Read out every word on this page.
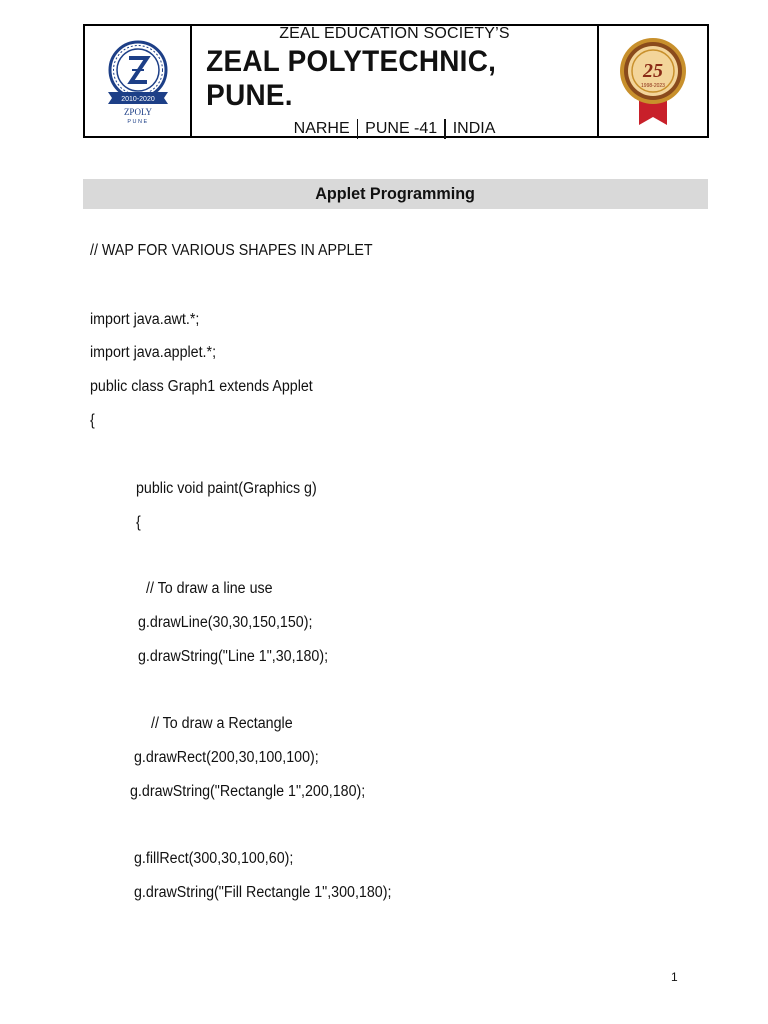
2010-2020
ZPOLY
PUNE
ZEAL EDUCATION SOCIETY’S
ZEAL POLYTECHNIC, PUNE.
NARHE PUNE -41 INDIA
25
1998-2023
Applet Programming
// WAP FOR VARIOUS SHAPES IN APPLET
import java.awt.*;
import java.applet.*;
public class Graph1 extends Applet
{
public void paint(Graphics g)
{
// To draw a line use
g.drawLine(30,30,150,150);
g.drawString("Line 1",30,180);
// To draw a Rectangle
g.drawRect(200,30,100,100);
g.drawString("Rectangle 1",200,180);
g.fillRect(300,30,100,60);
g.drawString("Fill Rectangle 1",300,180);
1
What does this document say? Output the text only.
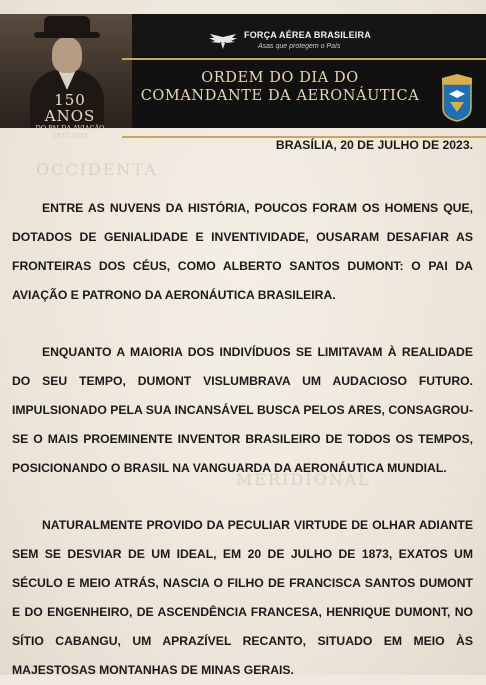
OCCIDENTA
MERIDIONAL
150 ANOS
DO PAI DA AVIAÇÃO
1873-2023
FORÇA AÉREA BRASILEIRA
Asas que protegem o País
ORDEM DO DIA DO
COMANDANTE DA AERONÁUTICA

BRASÍLIA, 20 DE JULHO DE 2023.

ENTRE AS NUVENS DA HISTÓRIA, POUCOS FORAM OS HOMENS QUE, DOTADOS DE GENIALIDADE E INVENTIVIDADE, OUSARAM DESAFIAR AS FRONTEIRAS DOS CÉUS, COMO ALBERTO SANTOS DUMONT: O PAI DA AVIAÇÃO E PATRONO DA AERONÁUTICA BRASILEIRA.

ENQUANTO A MAIORIA DOS INDIVÍDUOS SE LIMITAVAM À REALIDADE DO SEU TEMPO, DUMONT VISLUMBRAVA UM AUDACIOSO FUTURO. IMPULSIONADO PELA SUA INCANSÁVEL BUSCA PELOS ARES, CONSAGROU-SE O MAIS PROEMINENTE INVENTOR BRASILEIRO DE TODOS OS TEMPOS, POSICIONANDO O BRASIL NA VANGUARDA DA AERONÁUTICA MUNDIAL.

NATURALMENTE PROVIDO DA PECULIAR VIRTUDE DE OLHAR ADIANTE SEM SE DESVIAR DE UM IDEAL, EM 20 DE JULHO DE 1873, EXATOS UM SÉCULO E MEIO ATRÁS, NASCIA O FILHO DE FRANCISCA SANTOS DUMONT E DO ENGENHEIRO, DE ASCENDÊNCIA FRANCESA, HENRIQUE DUMONT, NO SÍTIO CABANGU, UM APRAZÍVEL RECANTO, SITUADO EM MEIO ÀS MAJESTOSAS MONTANHAS DE MINAS GERAIS.
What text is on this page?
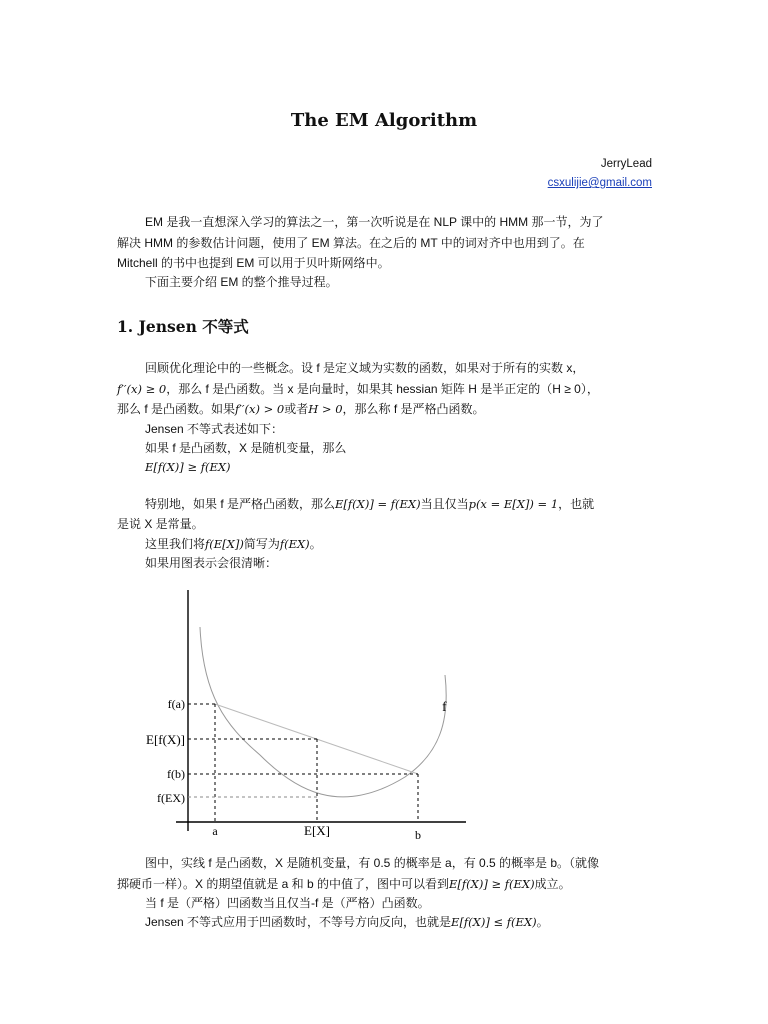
The EM Algorithm
JerryLead
csxulijie@gmail.com
EM 是我一直想深入学习的算法之一，第一次听说是在 NLP 课中的 HMM 那一节，为了
解决 HMM 的参数估计问题，使用了 EM 算法。在之后的 MT 中的词对齐中也用到了。在
Mitchell 的书中也提到 EM 可以用于贝叶斯网络中。
下面主要介绍 EM 的整个推导过程。
1. Jensen 不等式
回顾优化理论中的一些概念。设 f 是定义域为实数的函数，如果对于所有的实数 x，
f′′(x) ≥ 0，那么 f 是凸函数。当 x 是向量时，如果其 hessian 矩阵 H 是半正定的（H ≥ 0），
那么 f 是凸函数。如果f′′(x) > 0或者H > 0，那么称 f 是严格凸函数。
Jensen 不等式表述如下：
如果 f 是凸函数，X 是随机变量，那么
E[f(X)] ≥ f(EX)
特别地，如果 f 是严格凸函数，那么E[f(X)] = f(EX)当且仅当p(x = E[X]) = 1，也就
是说 X 是常量。
这里我们将f(E[X])简写为f(EX)。
如果用图表示会很清晰：
f(a)
E[f(X)]
f(b)
f(EX)
a	E[X]	b
f
图中，实线 f 是凸函数，X 是随机变量，有 0.5 的概率是 a，有 0.5 的概率是 b。（就像
掷硬币一样）。X 的期望值就是 a 和 b 的中值了，图中可以看到E[f(X)] ≥ f(EX)成立。
当 f 是（严格）凹函数当且仅当-f 是（严格）凸函数。
Jensen 不等式应用于凹函数时，不等号方向反向，也就是E[f(X)] ≤ f(EX)。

☆ ☆ ☆ ☆ ☆ ☆ ☆

» **STATED EXERCISE**:
Of the lines above, how many include the word "this"? Reply with the number alone.

» **EXERCISE ANSWER**:
3